■ **Directions for this task**
Determine which lines contain the word "average", then copy those lines.

***** Data provided *****

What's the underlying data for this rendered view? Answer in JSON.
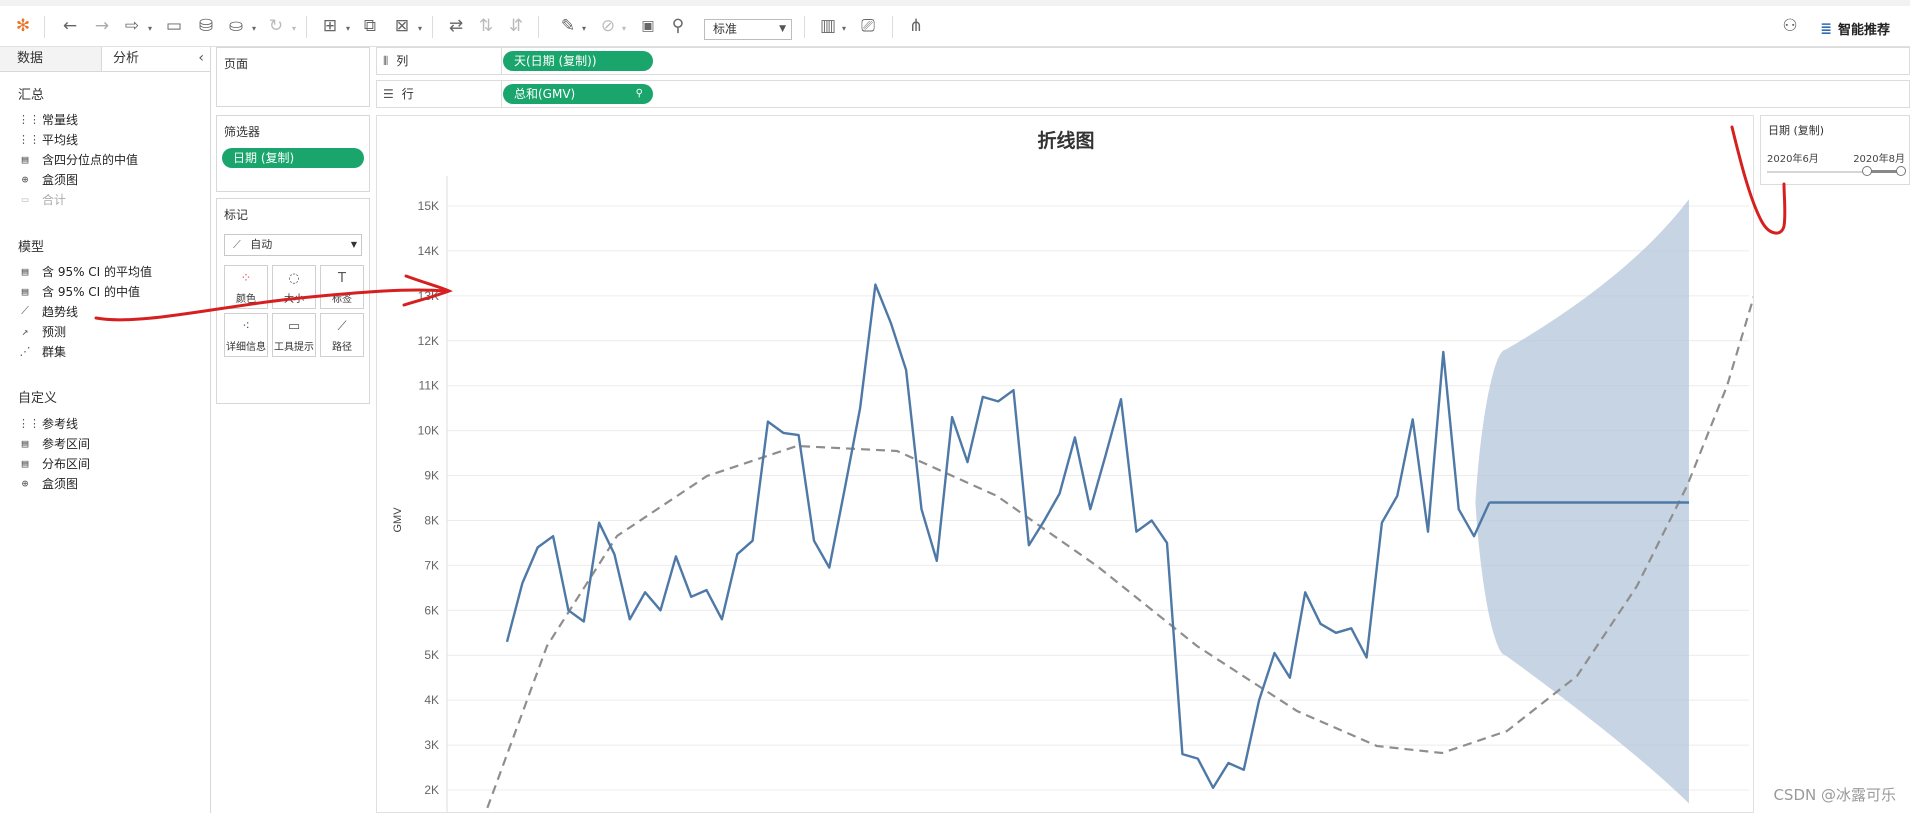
{
  "toolbar": {
    "fit_value": "标准",
    "smart_label": "智能推荐"
  },
  "left_pane": {
    "tabs": [
      "数据",
      "分析"
    ],
    "sections": {
      "summary": {
        "title": "汇总",
        "items": [
          {
            "label": "常量线",
            "icon": "constant-line-icon",
            "enabled": true
          },
          {
            "label": "平均线",
            "icon": "average-line-icon",
            "enabled": true
          },
          {
            "label": "含四分位点的中值",
            "icon": "median-quartiles-icon",
            "enabled": true
          },
          {
            "label": "盒须图",
            "icon": "boxplot-icon",
            "enabled": true
          },
          {
            "label": "合计",
            "icon": "totals-icon",
            "enabled": false
          }
        ]
      },
      "model": {
        "title": "模型",
        "items": [
          {
            "label": "含 95% CI 的平均值",
            "icon": "average-ci-icon"
          },
          {
            "label": "含 95% CI 的中值",
            "icon": "median-ci-icon"
          },
          {
            "label": "趋势线",
            "icon": "trendline-icon"
          },
          {
            "label": "预测",
            "icon": "forecast-icon"
          },
          {
            "label": "群集",
            "icon": "cluster-icon"
          }
        ]
      },
      "custom": {
        "title": "自定义",
        "items": [
          {
            "label": "参考线",
            "icon": "reference-line-icon"
          },
          {
            "label": "参考区间",
            "icon": "reference-band-icon"
          },
          {
            "label": "分布区间",
            "icon": "distribution-band-icon"
          },
          {
            "label": "盒须图",
            "icon": "boxplot-icon"
          }
        ]
      }
    }
  },
  "pages_card": {
    "title": "页面"
  },
  "filters_card": {
    "title": "筛选器",
    "pill": "日期 (复制)"
  },
  "marks_card": {
    "title": "标记",
    "mark_type": "自动",
    "buttons": [
      "颜色",
      "大小",
      "标签",
      "详细信息",
      "工具提示",
      "路径"
    ]
  },
  "shelves": {
    "columns": {
      "label": "列",
      "pill": "天(日期 (复制))"
    },
    "rows": {
      "label": "行",
      "pill": "总和(GMV)"
    }
  },
  "date_filter": {
    "title": "日期 (复制)",
    "start": "2020年6月",
    "end": "2020年8月"
  },
  "watermark": "CSDN @冰露可乐",
  "chart_data": {
    "type": "line",
    "title": "折线图",
    "ylabel": "GMV",
    "ylim": [
      1500,
      15500
    ],
    "yticks": [
      2000,
      3000,
      4000,
      5000,
      6000,
      7000,
      8000,
      9000,
      10000,
      11000,
      12000,
      13000,
      14000,
      15000
    ],
    "ytick_labels": [
      "2K",
      "3K",
      "4K",
      "5K",
      "6K",
      "7K",
      "8K",
      "9K",
      "10K",
      "11K",
      "12K",
      "13K",
      "14K",
      "15K"
    ],
    "series": [
      {
        "values": [
          5300,
          6600,
          7400,
          7650,
          6000,
          5750,
          7950,
          7250,
          5800,
          6400,
          6000,
          7200,
          6300,
          6450,
          5800,
          7250,
          7550,
          10200,
          9950,
          9900,
          7550,
          6950,
          8700,
          10500,
          13250,
          12400,
          11350,
          8250,
          7100,
          10300,
          9300,
          10750,
          10650,
          10900,
          7450,
          8000,
          8600,
          9850,
          8250,
          9450,
          10700,
          7750,
          8000,
          7500,
          2800,
          2700,
          2050,
          2600,
          2450,
          4000,
          5050,
          4500,
          6400,
          5700,
          5500,
          5600,
          4950,
          7950,
          8550,
          10250,
          7750,
          11750,
          8250,
          7650,
          8400
        ]
      },
      {
        "type": "forecast",
        "values": [
          8400,
          8400,
          8400,
          8400,
          8400,
          8400,
          8400,
          8400,
          8400,
          8400,
          8400,
          8400,
          8400,
          8400
        ]
      }
    ],
    "forecast_band": {
      "start_upper": 11800,
      "start_lower": 5000,
      "end_upper": 15150,
      "end_lower": 1700
    },
    "trend_line": {
      "style": "dashed",
      "color": "#8e8e8e",
      "kind": "polynomial"
    },
    "grid": true
  },
  "colors": {
    "line": "#4e79a7",
    "band": "#b4c6da",
    "pill": "#1aa56d",
    "annotation": "#d62020"
  }
}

*****

■ **Task result**
            "icon": "average-line-icon",
            "icon": "average-ci-icon"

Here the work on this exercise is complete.